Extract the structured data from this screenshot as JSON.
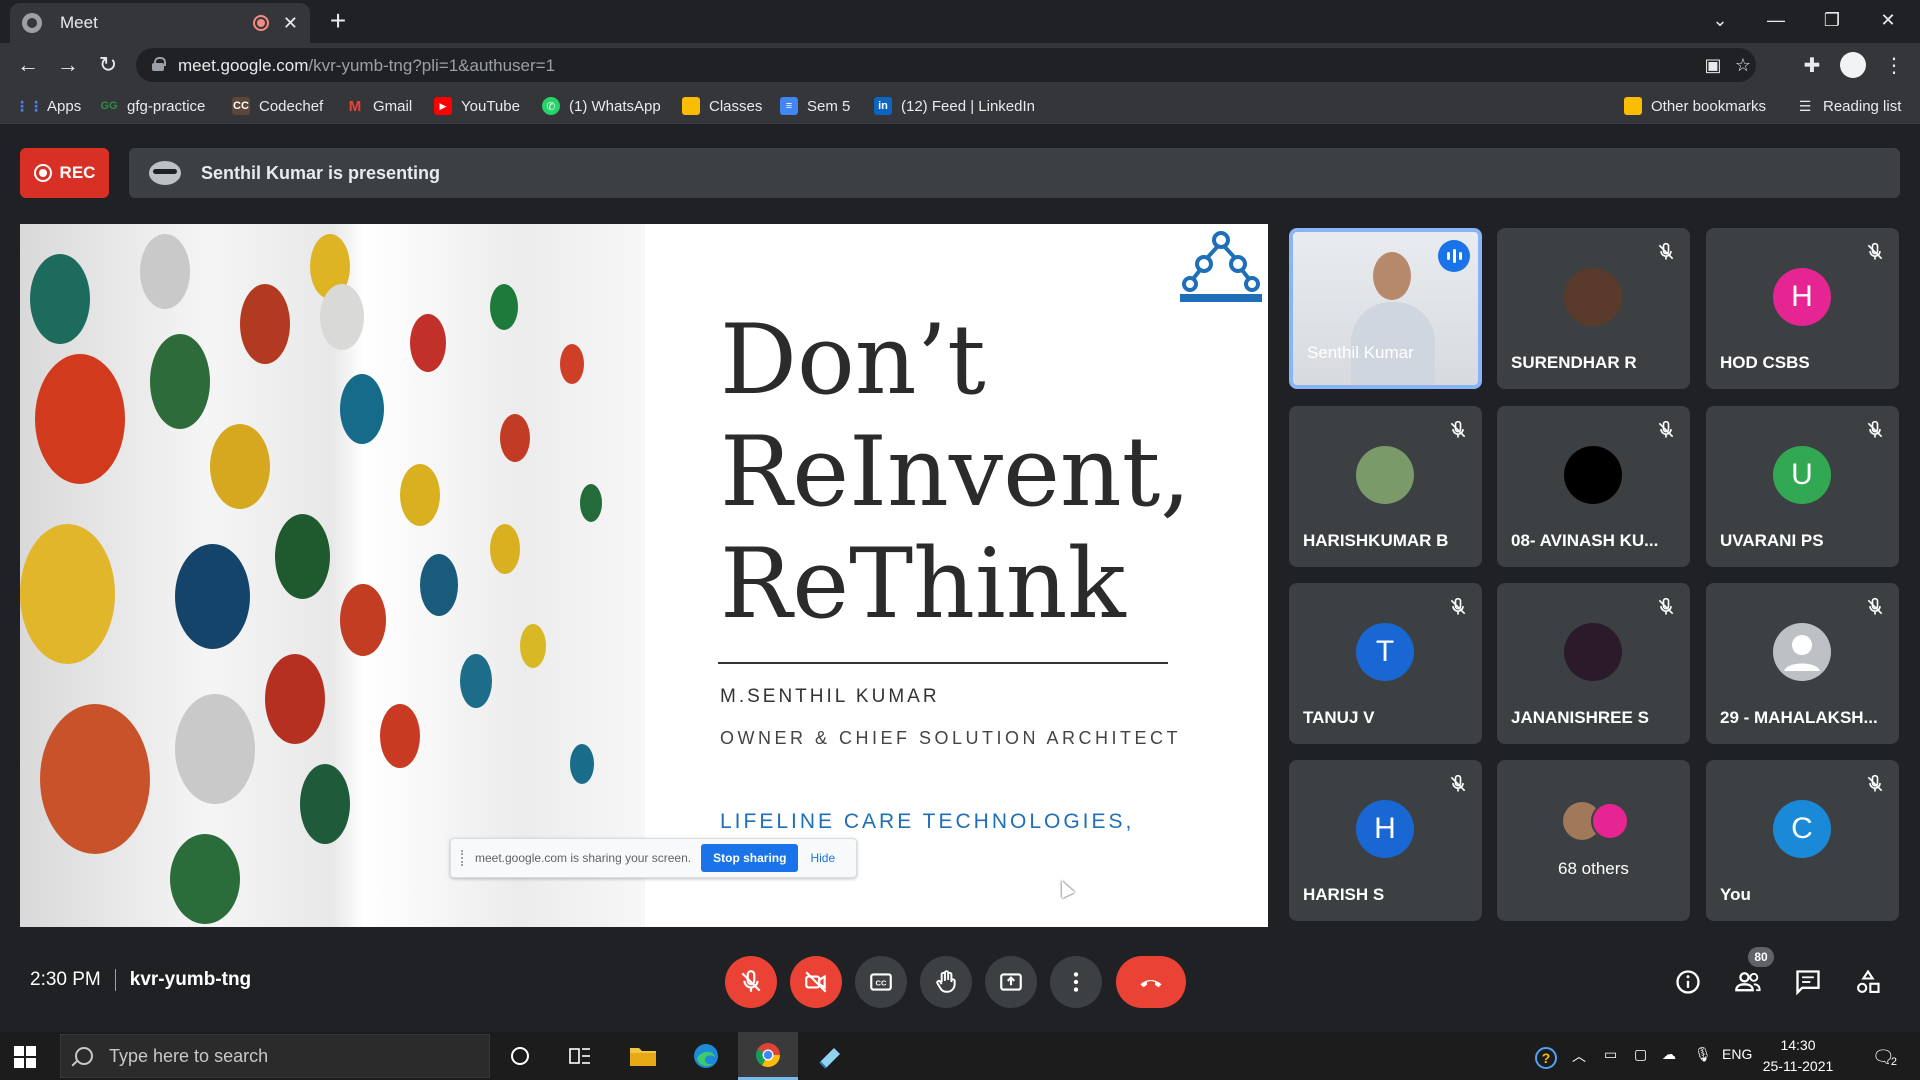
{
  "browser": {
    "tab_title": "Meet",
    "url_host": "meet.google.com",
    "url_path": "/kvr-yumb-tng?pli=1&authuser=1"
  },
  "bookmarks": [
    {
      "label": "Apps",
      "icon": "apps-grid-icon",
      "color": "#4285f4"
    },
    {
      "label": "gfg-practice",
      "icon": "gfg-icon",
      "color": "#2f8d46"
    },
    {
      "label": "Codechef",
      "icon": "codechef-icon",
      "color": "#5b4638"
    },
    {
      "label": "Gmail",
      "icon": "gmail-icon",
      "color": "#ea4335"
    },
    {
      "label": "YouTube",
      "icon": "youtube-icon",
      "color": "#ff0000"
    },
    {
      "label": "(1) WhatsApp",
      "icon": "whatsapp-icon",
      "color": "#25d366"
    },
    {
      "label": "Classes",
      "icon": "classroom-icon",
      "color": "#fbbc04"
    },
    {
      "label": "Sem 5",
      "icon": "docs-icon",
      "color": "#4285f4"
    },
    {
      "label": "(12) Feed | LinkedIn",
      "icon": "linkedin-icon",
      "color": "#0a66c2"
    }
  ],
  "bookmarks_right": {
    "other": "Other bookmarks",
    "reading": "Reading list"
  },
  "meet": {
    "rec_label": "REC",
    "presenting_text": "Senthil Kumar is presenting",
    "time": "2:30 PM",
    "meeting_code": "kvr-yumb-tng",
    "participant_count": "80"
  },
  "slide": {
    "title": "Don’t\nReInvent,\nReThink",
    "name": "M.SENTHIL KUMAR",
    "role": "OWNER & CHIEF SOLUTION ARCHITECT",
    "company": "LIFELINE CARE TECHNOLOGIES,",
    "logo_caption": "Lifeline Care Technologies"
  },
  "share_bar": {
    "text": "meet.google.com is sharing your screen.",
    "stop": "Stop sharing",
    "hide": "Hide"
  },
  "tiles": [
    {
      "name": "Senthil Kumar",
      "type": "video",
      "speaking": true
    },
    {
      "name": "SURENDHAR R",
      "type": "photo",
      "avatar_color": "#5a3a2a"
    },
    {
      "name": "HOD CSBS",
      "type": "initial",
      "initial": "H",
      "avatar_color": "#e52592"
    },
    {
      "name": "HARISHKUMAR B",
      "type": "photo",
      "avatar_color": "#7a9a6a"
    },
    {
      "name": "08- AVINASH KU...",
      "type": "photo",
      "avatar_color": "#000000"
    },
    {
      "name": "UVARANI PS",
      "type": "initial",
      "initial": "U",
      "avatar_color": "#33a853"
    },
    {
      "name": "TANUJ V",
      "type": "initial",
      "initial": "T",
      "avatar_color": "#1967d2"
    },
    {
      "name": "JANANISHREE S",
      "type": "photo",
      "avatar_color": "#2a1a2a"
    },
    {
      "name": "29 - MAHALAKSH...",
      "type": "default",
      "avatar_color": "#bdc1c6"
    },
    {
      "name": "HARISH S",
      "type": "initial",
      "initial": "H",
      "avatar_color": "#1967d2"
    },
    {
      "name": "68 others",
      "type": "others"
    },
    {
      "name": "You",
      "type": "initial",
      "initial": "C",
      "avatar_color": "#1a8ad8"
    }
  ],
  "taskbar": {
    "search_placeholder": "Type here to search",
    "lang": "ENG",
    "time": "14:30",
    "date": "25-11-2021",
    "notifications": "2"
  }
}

###

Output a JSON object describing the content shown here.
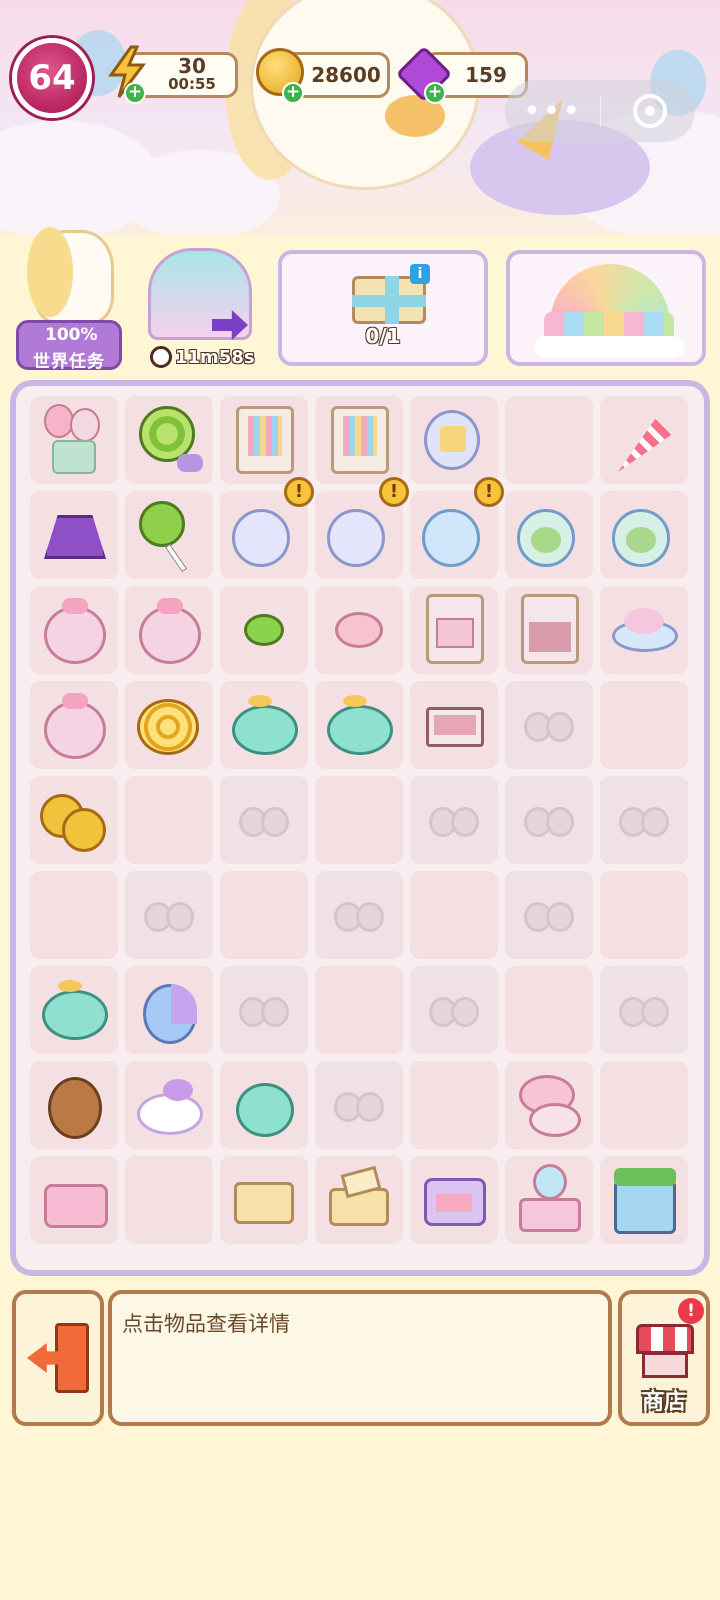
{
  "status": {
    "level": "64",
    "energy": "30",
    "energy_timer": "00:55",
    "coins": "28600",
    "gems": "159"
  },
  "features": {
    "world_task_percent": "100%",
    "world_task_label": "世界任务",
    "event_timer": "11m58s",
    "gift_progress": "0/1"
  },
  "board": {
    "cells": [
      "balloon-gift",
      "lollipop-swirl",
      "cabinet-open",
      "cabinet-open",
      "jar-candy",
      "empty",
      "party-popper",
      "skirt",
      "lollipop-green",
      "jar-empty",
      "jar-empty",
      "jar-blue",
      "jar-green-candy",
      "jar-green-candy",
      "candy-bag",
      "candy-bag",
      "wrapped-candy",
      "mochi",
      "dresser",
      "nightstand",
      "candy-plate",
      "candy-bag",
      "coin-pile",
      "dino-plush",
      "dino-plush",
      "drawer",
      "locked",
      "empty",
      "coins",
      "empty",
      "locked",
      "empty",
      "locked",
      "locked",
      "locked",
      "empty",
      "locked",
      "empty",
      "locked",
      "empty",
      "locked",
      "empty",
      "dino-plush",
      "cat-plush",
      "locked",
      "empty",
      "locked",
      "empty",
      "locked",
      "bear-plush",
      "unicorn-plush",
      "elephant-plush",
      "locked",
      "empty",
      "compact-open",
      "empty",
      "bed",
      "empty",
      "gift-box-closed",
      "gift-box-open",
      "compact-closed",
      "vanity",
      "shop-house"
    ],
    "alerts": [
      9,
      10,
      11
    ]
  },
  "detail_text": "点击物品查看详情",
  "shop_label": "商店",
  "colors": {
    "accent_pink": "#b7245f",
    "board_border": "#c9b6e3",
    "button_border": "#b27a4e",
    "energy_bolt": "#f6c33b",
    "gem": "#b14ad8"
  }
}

###

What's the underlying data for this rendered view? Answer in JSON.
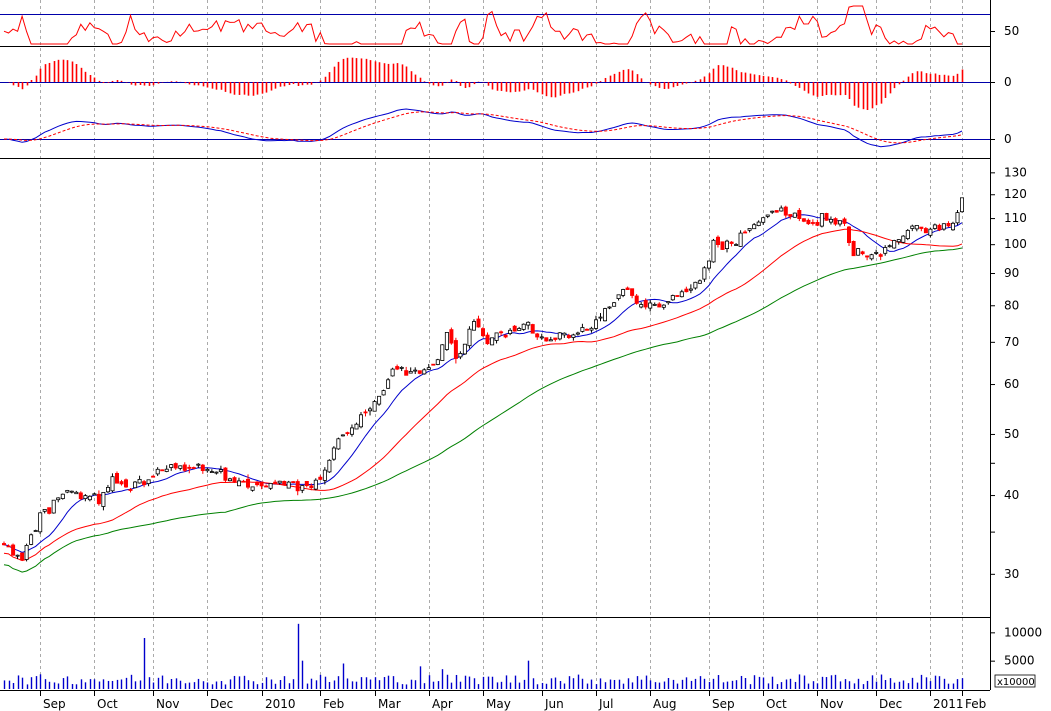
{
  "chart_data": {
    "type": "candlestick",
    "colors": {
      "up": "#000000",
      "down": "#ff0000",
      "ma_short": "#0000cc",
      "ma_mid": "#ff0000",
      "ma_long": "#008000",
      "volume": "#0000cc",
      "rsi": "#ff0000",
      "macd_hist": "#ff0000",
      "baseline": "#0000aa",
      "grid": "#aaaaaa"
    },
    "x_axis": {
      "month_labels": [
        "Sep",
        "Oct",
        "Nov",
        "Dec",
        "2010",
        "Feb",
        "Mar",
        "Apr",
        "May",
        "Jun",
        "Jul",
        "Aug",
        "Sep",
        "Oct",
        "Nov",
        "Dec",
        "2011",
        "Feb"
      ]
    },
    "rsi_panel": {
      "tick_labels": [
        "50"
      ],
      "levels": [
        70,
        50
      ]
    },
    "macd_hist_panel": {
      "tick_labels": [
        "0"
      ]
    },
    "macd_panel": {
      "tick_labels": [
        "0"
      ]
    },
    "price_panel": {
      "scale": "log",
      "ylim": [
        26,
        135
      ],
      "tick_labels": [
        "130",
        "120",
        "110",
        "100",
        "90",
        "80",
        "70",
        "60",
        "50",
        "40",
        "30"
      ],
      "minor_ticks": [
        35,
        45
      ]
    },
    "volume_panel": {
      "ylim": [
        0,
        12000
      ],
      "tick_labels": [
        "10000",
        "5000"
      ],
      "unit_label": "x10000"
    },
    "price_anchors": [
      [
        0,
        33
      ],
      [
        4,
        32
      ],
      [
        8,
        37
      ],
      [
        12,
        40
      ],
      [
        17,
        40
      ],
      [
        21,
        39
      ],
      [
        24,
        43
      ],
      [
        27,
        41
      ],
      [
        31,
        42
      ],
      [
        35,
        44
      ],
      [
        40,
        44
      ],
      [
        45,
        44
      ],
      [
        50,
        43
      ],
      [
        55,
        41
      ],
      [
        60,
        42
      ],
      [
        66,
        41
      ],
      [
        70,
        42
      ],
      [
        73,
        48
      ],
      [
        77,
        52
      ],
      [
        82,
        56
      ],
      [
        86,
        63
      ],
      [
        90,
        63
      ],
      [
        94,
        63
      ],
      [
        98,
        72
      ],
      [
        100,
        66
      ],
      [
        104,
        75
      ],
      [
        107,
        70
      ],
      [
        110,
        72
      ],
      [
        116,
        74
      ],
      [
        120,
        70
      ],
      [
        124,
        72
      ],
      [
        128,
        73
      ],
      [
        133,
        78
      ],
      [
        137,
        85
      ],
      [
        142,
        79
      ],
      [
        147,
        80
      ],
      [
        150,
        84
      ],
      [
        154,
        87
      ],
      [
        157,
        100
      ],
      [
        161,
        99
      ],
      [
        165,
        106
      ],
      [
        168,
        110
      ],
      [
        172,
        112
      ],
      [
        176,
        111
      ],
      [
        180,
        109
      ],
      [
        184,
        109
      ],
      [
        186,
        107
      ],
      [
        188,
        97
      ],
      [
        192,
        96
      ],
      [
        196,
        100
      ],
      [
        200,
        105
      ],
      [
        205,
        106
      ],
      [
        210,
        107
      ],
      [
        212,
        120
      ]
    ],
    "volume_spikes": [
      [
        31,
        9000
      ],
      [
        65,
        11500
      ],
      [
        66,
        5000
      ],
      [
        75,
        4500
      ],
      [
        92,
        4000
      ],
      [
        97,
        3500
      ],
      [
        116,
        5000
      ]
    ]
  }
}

###

Find the lines containing "sharing" and pull them out.

    "text": "meet.google.com is sharing your screen.",
    "stop": "Stop sharing",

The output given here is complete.